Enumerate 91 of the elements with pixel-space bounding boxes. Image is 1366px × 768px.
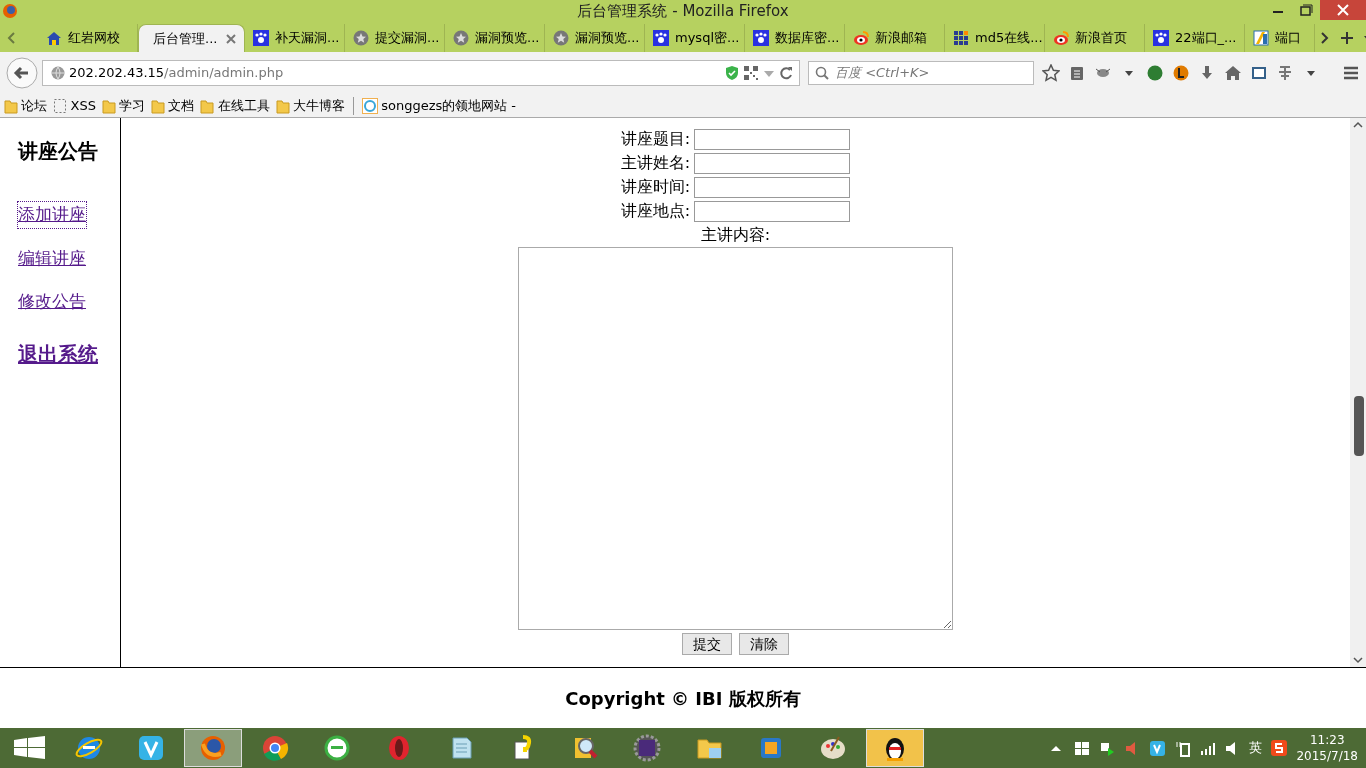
tab-title: 数据库密...: [775, 29, 840, 48]
firefox-icon: [2, 3, 18, 19]
blank-page-icon: [53, 97, 68, 114]
star-icon: [553, 30, 569, 46]
eye-icon: [853, 30, 869, 46]
clock[interactable]: 11:23 2015/7/18: [1296, 732, 1358, 764]
tab-title: md5在线...: [975, 29, 1043, 48]
ime-indicator[interactable]: 英: [1249, 738, 1263, 758]
sidebar-link[interactable]: 退出系统: [18, 338, 98, 369]
tab-title: 后台管理...: [153, 29, 218, 48]
window-title: 后台管理系统 - Mozilla Firefox: [577, 0, 789, 22]
tab-title: 红岩网校: [68, 29, 120, 48]
sidebar-link[interactable]: 添加讲座: [18, 202, 86, 228]
bookmark-link[interactable]: 在线工具: [217, 95, 270, 116]
browser-tab[interactable]: 后台管理...: [138, 24, 245, 52]
grid-icon: [953, 30, 969, 46]
scrollbar[interactable]: [1350, 118, 1366, 667]
url-text: /admin/admin.php: [164, 64, 284, 83]
star-icon: [353, 30, 369, 46]
house-icon: [46, 30, 62, 46]
reading-list-icon[interactable]: [1068, 64, 1086, 82]
form-button[interactable]: 提交: [682, 633, 733, 655]
sidebar-heading: 讲座公告: [18, 138, 98, 165]
reload-icon[interactable]: [779, 66, 793, 80]
tab-title: 提交漏洞...: [375, 29, 440, 48]
text-input[interactable]: [694, 200, 851, 222]
paw-icon: [253, 30, 269, 46]
search-field[interactable]: 百度 <Ctrl+K>: [808, 61, 1034, 85]
qr-code-icon[interactable]: [743, 65, 759, 81]
form-button[interactable]: 清除: [738, 633, 789, 655]
taskbar-button[interactable]: [866, 729, 924, 767]
paw-icon: [653, 30, 669, 46]
field-label: 讲座题目:: [620, 128, 691, 150]
paw-icon: [1153, 30, 1169, 46]
folder-icon: [200, 97, 215, 114]
tab-title: 漏洞预览...: [475, 29, 540, 48]
tab-title: 补天漏洞...: [275, 29, 340, 48]
folder-icon: [101, 97, 116, 114]
windows-icon[interactable]: [1074, 739, 1092, 757]
tab-title: 端口: [1275, 29, 1301, 48]
reader-icon[interactable]: [1250, 64, 1268, 82]
menu-icon[interactable]: [1342, 64, 1360, 82]
tab-title: 22端口_...: [1175, 29, 1237, 48]
sidebar-link[interactable]: 修改公告: [18, 289, 86, 315]
address-field[interactable]: 202.202.43.15/admin/admin.php: [42, 60, 800, 86]
search-icon: [815, 66, 829, 80]
copyright-text: Copyright © IBI 版权所有: [565, 686, 801, 711]
gear-icon: [633, 734, 661, 762]
input-method-icon[interactable]: [1270, 739, 1289, 757]
tab-title: mysql密...: [675, 29, 740, 48]
close-icon[interactable]: [1320, 0, 1366, 20]
site-icon: [361, 97, 378, 114]
field-label: 主讲内容:: [700, 224, 771, 246]
back-icon[interactable]: [6, 57, 38, 89]
text-input[interactable]: [694, 128, 851, 150]
field-label: 主讲姓名:: [620, 152, 691, 174]
tile-icon: [1253, 30, 1269, 46]
bookmark-link[interactable]: 大牛博客: [292, 95, 345, 116]
sidebar-link[interactable]: 编辑讲座: [18, 245, 86, 271]
search-placeholder: 百度 <Ctrl+K>: [835, 64, 930, 83]
bookmark-link[interactable]: XSS: [70, 95, 96, 116]
shield-icon[interactable]: [725, 65, 739, 81]
field-label: 讲座地点:: [620, 200, 691, 222]
tab-title: 新浪首页: [1075, 29, 1127, 48]
text-input[interactable]: [694, 176, 851, 198]
folder-icon: [275, 97, 290, 114]
star-icon: [453, 30, 469, 46]
eye-icon: [1053, 30, 1069, 46]
clock-time: 11:23: [1309, 732, 1345, 748]
close-tab-icon[interactable]: [226, 33, 236, 44]
tab-title: 漏洞预览...: [575, 29, 640, 48]
firefox-icon: [199, 734, 227, 762]
app-tile-icon: [137, 734, 165, 762]
bookmark-link[interactable]: 论坛: [21, 95, 48, 116]
folder-icon: [151, 97, 166, 114]
clock-date: 2015/7/18: [1296, 748, 1358, 764]
url-text: 202.202.43.15: [69, 64, 165, 83]
text-input[interactable]: [694, 152, 851, 174]
bookmark-link[interactable]: 文档: [168, 95, 195, 116]
scrollbar-thumb[interactable]: [1354, 396, 1364, 456]
field-label: 讲座时间:: [620, 176, 691, 198]
tab-title: 新浪邮箱: [875, 29, 927, 48]
app-tile-icon[interactable]: [1149, 739, 1167, 757]
palette-icon: [819, 734, 847, 762]
home-icon[interactable]: [1224, 64, 1242, 82]
chrome-icon: [261, 734, 289, 762]
paw-icon: [753, 30, 769, 46]
folder-icon: [4, 97, 18, 114]
bookmark-link[interactable]: songgezs的领地网站 -: [381, 95, 517, 116]
bookmark-link[interactable]: 学习: [119, 95, 146, 116]
bookmark-star-icon[interactable]: [1042, 64, 1060, 82]
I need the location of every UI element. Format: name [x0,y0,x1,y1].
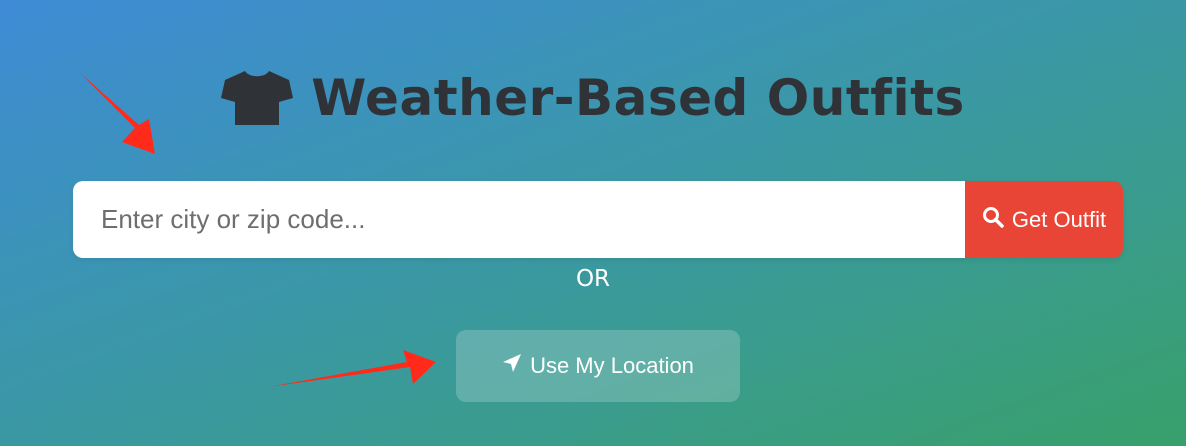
page-header: Weather-Based Outfits [0,62,1186,134]
search-bar: Get Outfit [73,181,1123,258]
search-icon [982,206,1004,234]
page-title: Weather-Based Outfits [311,69,965,127]
get-outfit-button[interactable]: Get Outfit [965,181,1123,258]
use-my-location-button[interactable]: Use My Location [456,330,740,402]
annotation-arrow-icon [268,350,436,387]
location-arrow-icon [502,353,522,379]
use-my-location-label: Use My Location [530,353,694,378]
tshirt-icon [221,69,294,127]
city-search-input[interactable] [73,181,965,258]
or-divider: OR [575,266,611,292]
get-outfit-label: Get Outfit [1011,206,1107,232]
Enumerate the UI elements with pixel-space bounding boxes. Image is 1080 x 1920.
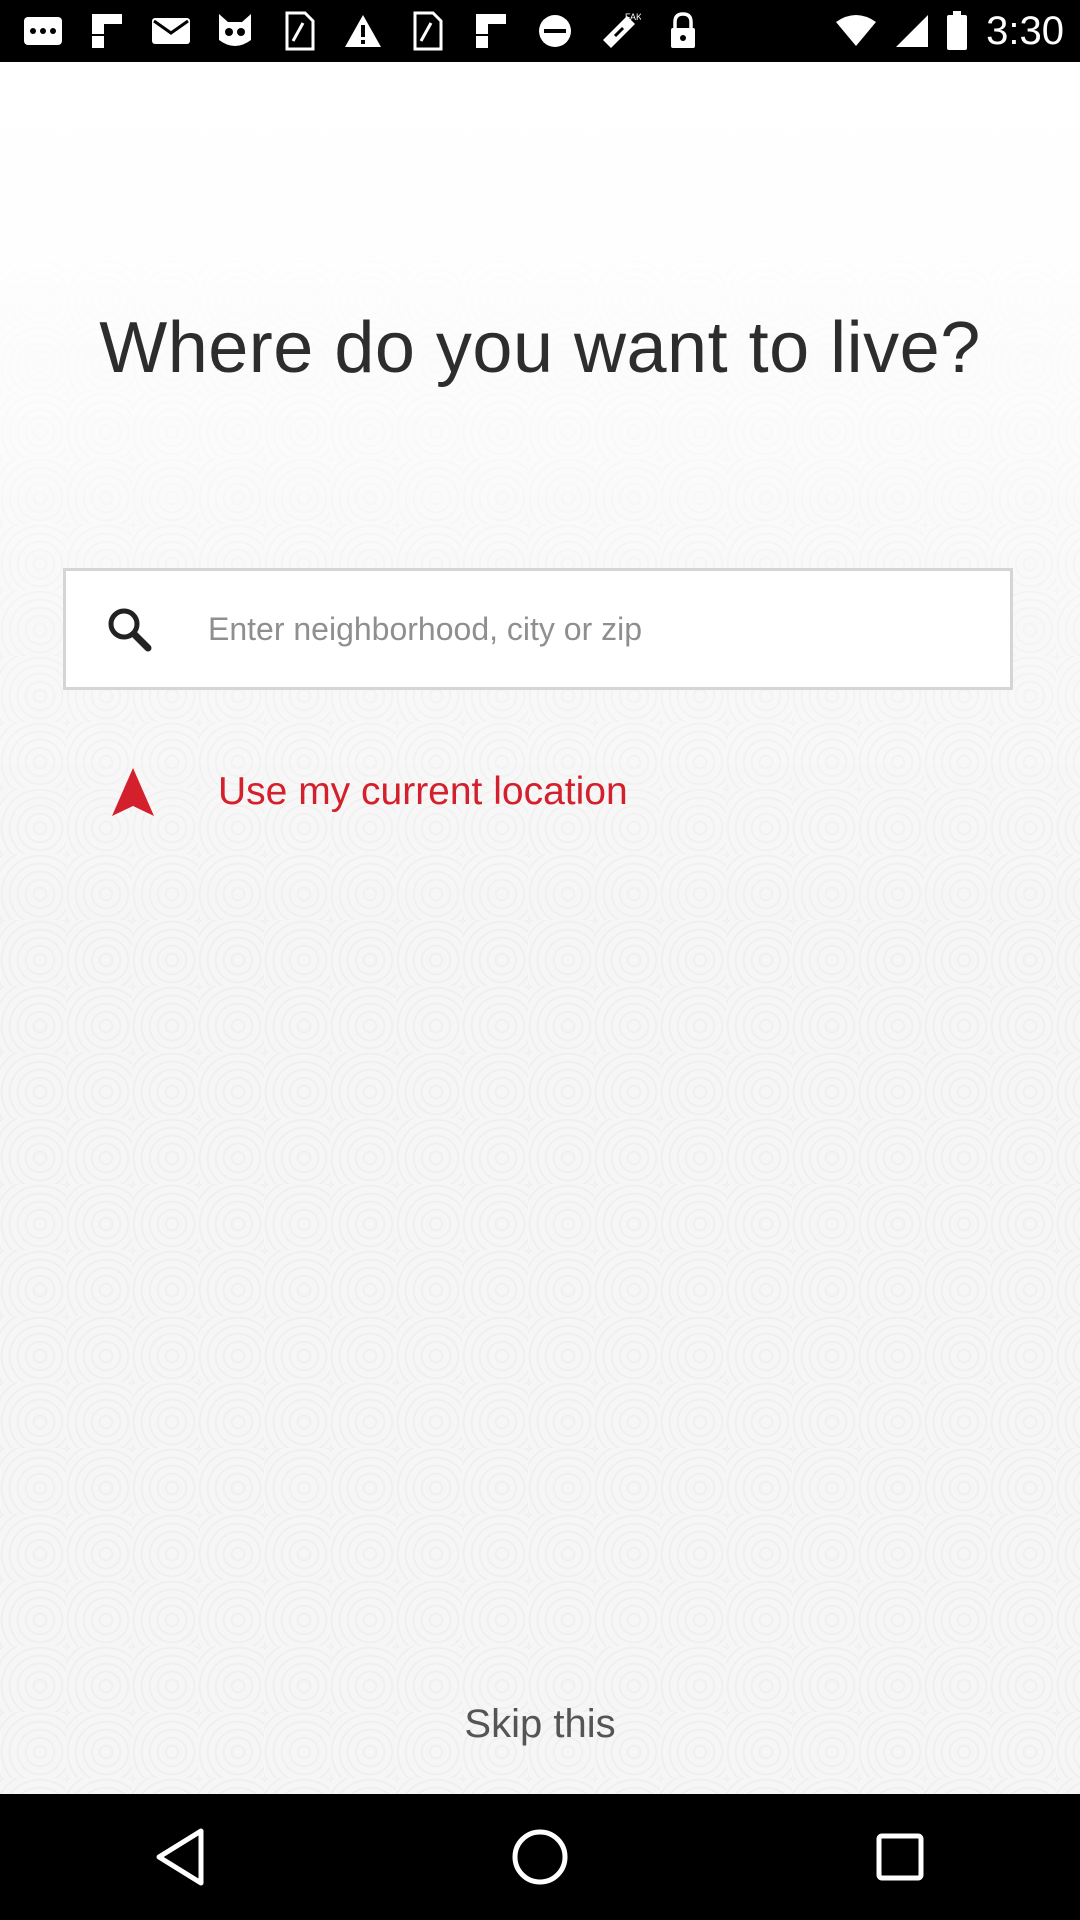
more-apps-icon (20, 8, 66, 54)
battery-icon (946, 8, 970, 54)
search-icon (106, 600, 164, 658)
location-screen: Where do you want to live? Use my curren… (0, 62, 1080, 1794)
skip-button[interactable]: Skip this (0, 1702, 1080, 1747)
flipboard-icon-2 (468, 8, 514, 54)
sim-tool-icon (276, 8, 322, 54)
mail-icon (148, 8, 194, 54)
page-title: Where do you want to live? (99, 308, 981, 388)
status-time: 3:30 (986, 8, 1064, 53)
back-icon[interactable] (135, 1812, 225, 1902)
navigation-arrow-icon (110, 763, 162, 821)
svg-text:FAKE: FAKE (625, 12, 641, 22)
search-input[interactable] (206, 609, 930, 649)
flipboard-icon (84, 8, 130, 54)
fake-gps-icon: FAKE (596, 8, 642, 54)
sim-tool-icon-2 (404, 8, 450, 54)
navigation-bar (0, 1794, 1080, 1920)
use-current-location-label: Use my current location (218, 770, 628, 813)
recents-icon[interactable] (855, 1812, 945, 1902)
wifi-icon (834, 8, 878, 54)
search-box[interactable] (63, 568, 1013, 690)
lock-icon (660, 8, 706, 54)
signal-icon (894, 8, 930, 54)
cat-app-icon (212, 8, 258, 54)
use-current-location-button[interactable]: Use my current location (110, 752, 628, 832)
cancel-circle-icon (532, 8, 578, 54)
status-bar: FAKE 3:30 (0, 0, 1080, 62)
home-icon[interactable] (495, 1812, 585, 1902)
warning-icon (340, 8, 386, 54)
notification-icons: FAKE (20, 8, 706, 54)
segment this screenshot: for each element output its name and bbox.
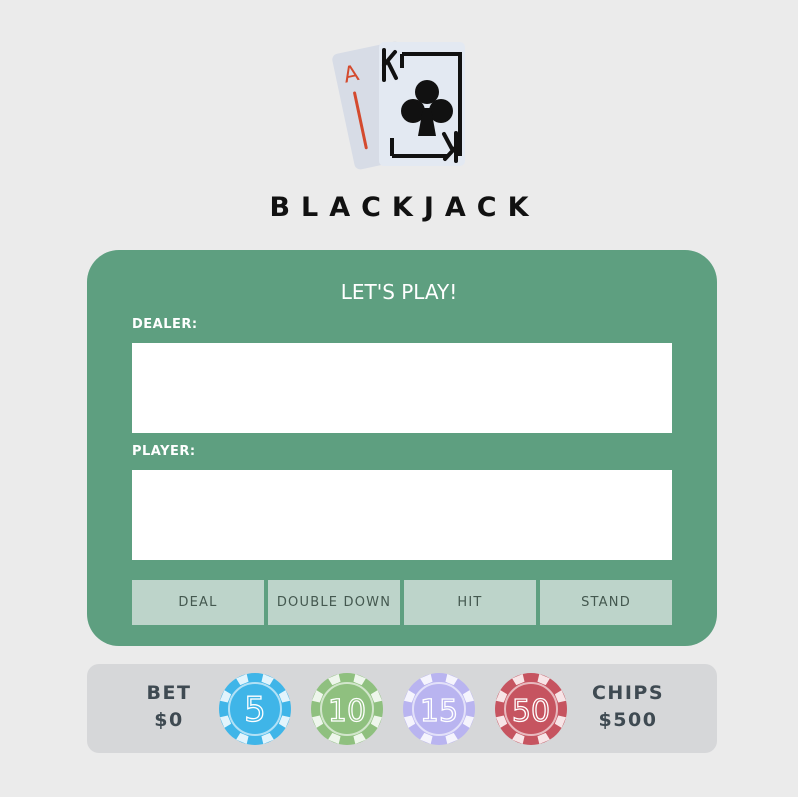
- deal-button[interactable]: DEAL: [132, 580, 264, 625]
- bet-label: BET: [146, 682, 192, 704]
- hit-button[interactable]: HIT: [404, 580, 536, 625]
- bet-value: $0: [154, 709, 184, 731]
- chip-15-button[interactable]: 15: [402, 672, 476, 746]
- chips-label: CHIPS: [591, 682, 665, 704]
- chip-10-button[interactable]: 10: [310, 672, 384, 746]
- poker-chip-icon: 10: [311, 673, 383, 745]
- dealer-hand-area: [132, 343, 672, 433]
- stand-button[interactable]: STAND: [540, 580, 672, 625]
- dealer-label: DEALER:: [132, 317, 198, 332]
- poker-chip-icon: 5: [219, 673, 291, 745]
- chips-value: $500: [598, 709, 658, 731]
- blackjack-page: A BLACKJACK LET'S PLAY! DEALER: PLAYER: …: [0, 0, 798, 797]
- double-down-button[interactable]: DOUBLE DOWN: [268, 580, 400, 625]
- playing-cards-logo: A: [330, 28, 470, 173]
- poker-chip-icon: 15: [403, 673, 475, 745]
- chip-value-label: 5: [244, 690, 266, 730]
- poker-chip-icon: 50: [495, 673, 567, 745]
- board-heading: LET'S PLAY!: [340, 280, 458, 304]
- chip-50-button[interactable]: 50: [494, 672, 568, 746]
- bet-display: BET $0: [134, 680, 204, 734]
- chip-value-label: 10: [328, 694, 366, 729]
- chip-5-button[interactable]: 5: [218, 672, 292, 746]
- game-title: BLACKJACK: [269, 192, 540, 223]
- chip-value-label: 50: [512, 694, 550, 729]
- chips-total-display: CHIPS $500: [588, 680, 668, 734]
- player-label: PLAYER:: [132, 444, 196, 459]
- action-buttons: DEAL DOUBLE DOWN HIT STAND: [132, 580, 672, 625]
- player-hand-area: [132, 470, 672, 560]
- chip-value-label: 15: [420, 694, 458, 729]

◆ ◆ ◆ ◆

Objective:
Rewrite only the lines that begin at the one containing "more-apps-icon (20, 8, 66, 54)" and stop after the one containing "cat-app-icon (212, 8, 258, 54)". Change "navigation-bar" to "nav-bar" and leave everything else in them as it is.

Correct response:
more-apps-icon (20, 8, 66, 54)
battery-icon (946, 8, 970, 54)
search-icon (106, 600, 164, 658)
location-screen: Where do you want to live? Use my curren… (0, 62, 1080, 1794)
skip-button[interactable]: Skip this (0, 1702, 1080, 1747)
flipboard-icon-2 (468, 8, 514, 54)
sim-tool-icon (276, 8, 322, 54)
mail-icon (148, 8, 194, 54)
page-title: Where do you want to live? (99, 308, 981, 388)
status-time: 3:30 (986, 8, 1064, 53)
back-icon[interactable] (135, 1812, 225, 1902)
navigation-arrow-icon (110, 763, 162, 821)
svg-text:FAKE: FAKE (625, 12, 641, 22)
search-input[interactable] (206, 609, 930, 649)
flipboard-icon (84, 8, 130, 54)
fake-gps-icon: FAKE (596, 8, 642, 54)
sim-tool-icon-2 (404, 8, 450, 54)
nav-bar (0, 1794, 1080, 1920)
use-current-location-label: Use my current location (218, 770, 628, 813)
recents-icon[interactable] (855, 1812, 945, 1902)
wifi-icon (834, 8, 878, 54)
search-box[interactable] (63, 568, 1013, 690)
lock-icon (660, 8, 706, 54)
signal-icon (894, 8, 930, 54)
cat-app-icon (212, 8, 258, 54)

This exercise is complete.